— Begin Document —
Ascent of Caroline Peak on 2013-07-20
|Others in Party:||Colin|
|Date:||Saturday, July 20, 2013|
|Ascent Type:||Successful Summit Attained|
| Elevation:||5885 ft / 1793 m|
Ascent Trip ReportI spent last weekend backpacking with some friends above Snow Lake. The plan was to visit 4 peaks and at least 5 alpine lakes in a single weekend. Along the way we would encounter mountain goats, ice shelf collapse and even an explosion. We had stellar weather with temperatures up to the high 70's and sunny skies the entire trip.
On Friday night I hiked in after work with Colin and set up camp on the north end of Gem Lake just as the Sun set, then we made the short trip up Wright Mountain by headlamp. A nearly full moon made for less than brilliant starry skies, but the surrounding peaks were so brightly lit that they could be distinguished from miles away. After a quick dinner we hit the hay to prepare for an early start on a long day.
Saturday - Wildcat Lakes, Lake Caroline, Caroline Peak, and Wild Dare Peak
Just before 8 o'clock we continued West on the High Lakes Trail, losing around 1000 feet over 2 miles to reach Lower Wildcat Lake where the official trail ends. A short overgrown bootpath took us to Upper Wildcat Lake, where we had a beautiful view of or planned destinations for the day - Caroline Peak and Wild Dare Peak. We watched some fish jump and discussed the possibility of moving camp after Ben and Eric were to arrive that evening, then proceeded up to the saddle between the 2 peaks. From there we dropped a few hundred feet to Lake Caroline which looked at least 2/3 the size of Snow Lake. The small overgrown campsite we found seemed to have seen very little traffic in recent years.
Climbing talus and scree toward the southwest quickly brought us to the base of Mount Caroline's broad summit block. On the ridge to the East we found what we believed to be quartz and carbon embedded in the chunks of talus. As we moved toward our planned accent route on the SW ridge Colin suggested we climb straight up the short NW face, which turned out to be one of the most enjoyable parts of the days journey. Views from the top were great. The haze from the day before had burned off and was replaced West of the Cascades by a sea of clouds below 4000 feet. From about 300 feet West of the summit we descended talus and crossed a small snow field on the way to the North ridge where we found a bootpath down to the saddle.
The ridge to Wild Dare Peak is heavily forested. We alternated between thick bush-whacking on the ridgetop and steep side-hilling below. Mount Garfield and Treen Peak dominated the surprisingly wide northern view from the summit. At 4:30pm, while we bathed in a snow patch we heard a huge boom far to loud to be a gunshot. After exchanging bewildered looks I noticed a large cloud of dust rising from the ridge by Green Ridge Lake. Maybe a new trail being built?
— End Document —
What this exercise asks
a) Do these statements agree with the Caroline Peak trip report? Answer yes or no for each, quoting the words of the report that decide it. (i) The weather stayed sunny for the whole trip. (ii) Colin proposed climbing Mount Caroline by its southwest ridge. (iii) The loud boom was heard at 4:30pm.
b) List every lake named in the Caroline Peak trip report.
c) Continue the Caroline Peak trip report, starting after its last sentence.
— Begin Records supplied —
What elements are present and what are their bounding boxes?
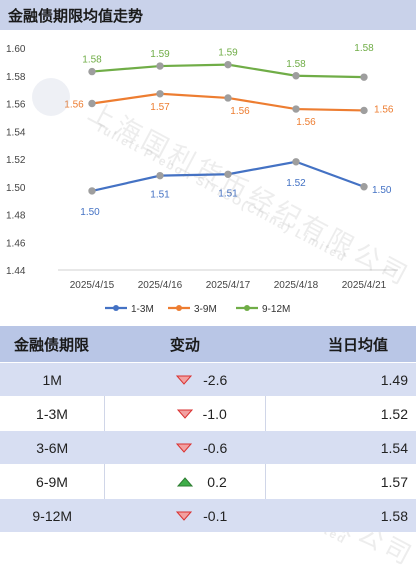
table-row: 9-12M -0.1 1.58 [0, 498, 416, 532]
header-term: 金融债期限 [0, 326, 105, 363]
y-tick-label: 1.48 [6, 211, 26, 222]
term-cell: 1-3M [0, 396, 105, 431]
data-point-9-12M [360, 73, 368, 81]
average-cell: 1.58 [265, 498, 416, 532]
data-label-3-9M: 1.57 [150, 102, 170, 113]
y-tick-label: 1.60 [6, 44, 26, 55]
change-cell: -0.6 [104, 430, 266, 465]
x-tick-label: 2025/4/15 [70, 280, 115, 291]
table-row: 1M -2.6 1.49 [0, 362, 416, 397]
change-cell: -0.1 [104, 498, 266, 532]
y-tick-label: 1.54 [6, 127, 26, 138]
line-chart: 1.44 1.46 1.48 1.50 1.52 1.54 1.56 1.58 1.60 2025… [6, 43, 398, 315]
table-header-row: 金融债期限 变动 当日均值 [0, 326, 416, 363]
data-label-3-9M: 1.56 [296, 117, 316, 128]
chart-title: 金融债期限均值走势 [8, 8, 144, 25]
legend-label-9-12M: 9-12M [262, 304, 290, 315]
data-label-3-9M: 1.56 [374, 104, 394, 115]
data-point-3-9M [360, 106, 368, 115]
data-point-1-3M [224, 170, 232, 178]
data-point-3-9M [292, 105, 300, 113]
change-value: -2.6 [203, 371, 228, 388]
x-tick-label: 2025/4/17 [206, 280, 251, 291]
average-cell: 1.52 [265, 396, 416, 431]
average-cell: 1.57 [265, 464, 416, 499]
data-point-9-12M [292, 72, 300, 80]
x-tick-label: 2025/4/16 [138, 280, 183, 291]
y-tick-label: 1.56 [6, 100, 26, 111]
triangle-down-icon [176, 443, 193, 453]
data-point-9-12M [88, 67, 96, 76]
change-cell: 0.2 [104, 464, 266, 499]
term-cell: 3-6M [0, 430, 105, 465]
y-tick-label: 1.44 [6, 266, 26, 277]
header-change: 变动 [104, 326, 266, 363]
legend-label-1-3M: 1-3M [131, 304, 154, 315]
data-point-3-9M [224, 94, 232, 102]
x-tick-label: 2025/4/18 [274, 280, 319, 291]
data-point-9-12M [224, 60, 232, 69]
triangle-up-icon [176, 476, 193, 486]
data-label-9-12M: 1.59 [150, 49, 170, 60]
average-cell: 1.49 [265, 362, 416, 397]
chart-area: 1.44 1.46 1.48 1.50 1.52 1.54 1.56 1.58 1.60 2025… [0, 30, 416, 320]
table-row: 3-6M -0.6 1.54 [0, 430, 416, 465]
triangle-down-icon [176, 511, 193, 521]
data-label-9-12M: 1.58 [82, 55, 102, 66]
change-cell: -1.0 [104, 396, 266, 431]
data-label-3-9M: 1.56 [230, 106, 250, 117]
change-value: -0.1 [203, 507, 228, 524]
data-label-1-3M: 1.51 [150, 190, 170, 201]
data-label-1-3M: 1.52 [286, 178, 306, 189]
y-tick-label: 1.52 [6, 155, 26, 166]
legend-label-3-9M: 3-9M [194, 304, 217, 315]
average-cell: 1.54 [265, 430, 416, 465]
term-cell: 9-12M [0, 498, 105, 532]
term-cell: 1M [0, 362, 105, 397]
data-label-1-3M: 1.51 [218, 188, 238, 199]
legend-marker-3-9M [176, 305, 182, 311]
change-cell: -2.6 [104, 362, 266, 397]
y-tick-label: 1.50 [6, 183, 26, 194]
data-point-1-3M [88, 187, 96, 195]
x-tick-label: 2025/4/21 [342, 280, 387, 291]
y-tick-label: 1.58 [6, 72, 26, 83]
data-point-3-9M [156, 90, 164, 98]
header-average: 当日均值 [265, 326, 416, 363]
triangle-down-icon [176, 375, 193, 385]
term-average-table: 金融债期限 变动 当日均值 1M -2.6 1.49 1-3M -1.0 1.52 3-6M… [0, 326, 416, 532]
data-point-9-12M [156, 62, 164, 70]
data-point-1-3M [292, 158, 300, 166]
data-label-1-3M: 1.50 [372, 185, 392, 196]
table-row: 1-3M -1.0 1.52 [0, 396, 416, 431]
data-label-9-12M: 1.58 [354, 43, 374, 54]
data-label-9-12M: 1.58 [286, 59, 306, 70]
table-row: 6-9M 0.2 1.57 [0, 464, 416, 499]
term-cell: 6-9M [0, 464, 105, 499]
y-tick-label: 1.46 [6, 238, 26, 249]
data-point-1-3M [156, 171, 164, 180]
data-label-1-3M: 1.50 [80, 207, 100, 218]
change-value: 0.2 [207, 473, 227, 490]
data-label-9-12M: 1.59 [218, 48, 238, 59]
change-value: -1.0 [202, 405, 227, 422]
change-value: -0.6 [203, 439, 228, 456]
legend-marker-1-3M [113, 305, 119, 311]
data-point-1-3M [360, 183, 368, 191]
title-bar: 金融债期限均值走势 [0, 0, 416, 30]
data-point-3-9M [88, 99, 96, 108]
data-label-3-9M: 1.56 [64, 100, 84, 111]
legend-marker-9-12M [244, 305, 250, 311]
triangle-down-icon [176, 409, 193, 419]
— End Records supplied —
Set of answers
a)
(i) Yes: "sunny skies the entire trip"
(ii) No: "Colin suggested we climb straight up the short NW face"
(iii) Yes: "At 4:30pm, while we bathed in a snow patch we heard a huge boom"

b) Snow Lake, Gem Lake, Lower Wildcat Lake, Upper Wildcat Lake, Lake Caroline, Green Ridge Lake

c)
Back at Upper Wildcat Lake a few people had set up camp. We crossed the creek and bushwhacked to the island (the toughest bushwhack of the entire weekend) and took a quick swim before the Sun set behind Caroline Peak. The 1000 foot climb back to Gem Lake was tough but we pushed through the pain and hurried to meet Ben and Eric at camp. They mentioned some difficulty getting through the crowds up to Snow Lake. After dinner I couldn't convince anyone to join me climbing Wright, and I had already missed the sunset. I would have liked to catch the sunrise in the morning but not enough to set an alarm.
Sunday - Mount Roosevelt
I awoke just after sunrise, cooked some Pad Thai and ate it on Wright Mountain summit. Colin was up when I returned to camp. As we prepped our gear and discussed the plan for Mount Roosevelt we heard what sounded like an avalanche coming from near Chair Peak. The folks camped between Gem Lake and Snow Lake rushed toward the latter and seemed to have seen something in the lower basin out of our view.
Ben was suffering from inflamed knees and choose to start back to Alpental early to allow for a slow hike out. He and Eric watched our progress from camp through binoculars for the first hour or two before heading out.
A clear bootpath follows the ridge top to just below the North False Summit. Looking into Snow Lake we could see where a huge ice shelf had collapsed into the water (likely the "avalanche" we had heard that morning). We paused at the edge of the highest snow field on the North Face before making a simple scramble up to the peak. The false summit has significant exposure to the north and West and unobstructed views all around. We watched our friends as they started down the trail toward Snow Lake, then examined our route to the true summit.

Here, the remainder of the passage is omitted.